■ Task objective ■
Without the pictures, print each of the records below exactly as it appears.

## Begin

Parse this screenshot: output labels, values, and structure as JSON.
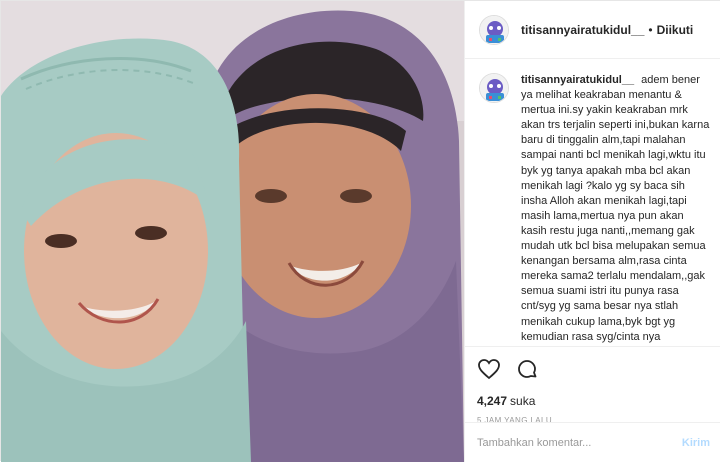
{
  "header": {
    "username": "titisannyairatukidul__",
    "separator": "•",
    "follow_status": "Diikuti"
  },
  "caption": {
    "username": "titisannyairatukidul__",
    "text": "adem bener ya melihat keakraban menantu & mertua ini.sy yakin keakraban mrk akan trs terjalin seperti ini,bukan karna baru di tinggalin alm,tapi malahan sampai nanti bcl menikah lagi,wktu itu byk yg tanya apakah mba bcl akan menikah lagi ?kalo yg sy baca sih insha Alloh akan menikah lagi,tapi masih lama,mertua nya pun akan kasih restu juga nanti,,memang gak mudah utk bcl bisa melupakan semua kenangan bersama alm,rasa cinta mereka sama2 terlalu mendalam,,gak semua suami istri itu punya rasa cnt/syg yg sama besar nya stlah menikah cukup lama,byk bgt yg kemudian rasa syg/cinta nya berkurang dan bahkan berganti dengan rasa jenuh,bosen,ilfeel & bahkan sampai ada yg selingkuh..."
  },
  "actions": {
    "like_icon": "heart-icon",
    "comment_icon": "comment-bubble-icon",
    "likes_count": "4,247",
    "likes_suffix": "suka",
    "timestamp": "5 JAM YANG LALU"
  },
  "comment_box": {
    "placeholder": "Tambahkan komentar...",
    "send_label": "Kirim"
  },
  "colors": {
    "border": "#efefef",
    "text": "#262626",
    "muted": "#999999",
    "send_disabled": "#b3dbff",
    "hijab_left": "#a7cbc4",
    "hijab_right": "#8a759c"
  }
}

## End

■ Solution to the exercise ■
Parse this screenshot: output labels, values, and structure as JSON.
{
  "header": {
    "username": "titisannyairatukidul__",
    "separator": "•",
    "follow_status": "Diikuti"
  },
  "caption": {
    "username": "titisannyairatukidul__",
    "text": "adem bener ya melihat keakraban menantu & mertua ini.sy yakin keakraban mrk akan trs terjalin seperti ini,bukan karna baru di tinggalin alm,tapi malahan sampai nanti bcl menikah lagi,wktu itu byk yg tanya apakah mba bcl akan menikah lagi ?kalo yg sy baca sih insha Alloh akan menikah lagi,tapi masih lama,mertua nya pun akan kasih restu juga nanti,,memang gak mudah utk bcl bisa melupakan semua kenangan bersama alm,rasa cinta mereka sama2 terlalu mendalam,,gak semua suami istri itu punya rasa cnt/syg yg sama besar nya stlah menikah cukup lama,byk bgt yg kemudian rasa syg/cinta nya berkurang dan bahkan berganti dengan rasa jenuh,bosen,ilfeel & bahkan sampai ada yg selingkuh..."
  },
  "actions": {
    "like_icon": "heart-icon",
    "comment_icon": "comment-bubble-icon",
    "likes_count": "4,247",
    "likes_suffix": "suka",
    "timestamp": "5 JAM YANG LALU"
  },
  "comment_box": {
    "placeholder": "Tambahkan komentar...",
    "send_label": "Kirim"
  },
  "colors": {
    "border": "#efefef",
    "text": "#262626",
    "muted": "#999999",
    "send_disabled": "#b3dbff",
    "hijab_left": "#a7cbc4",
    "hijab_right": "#8a759c"
  }
}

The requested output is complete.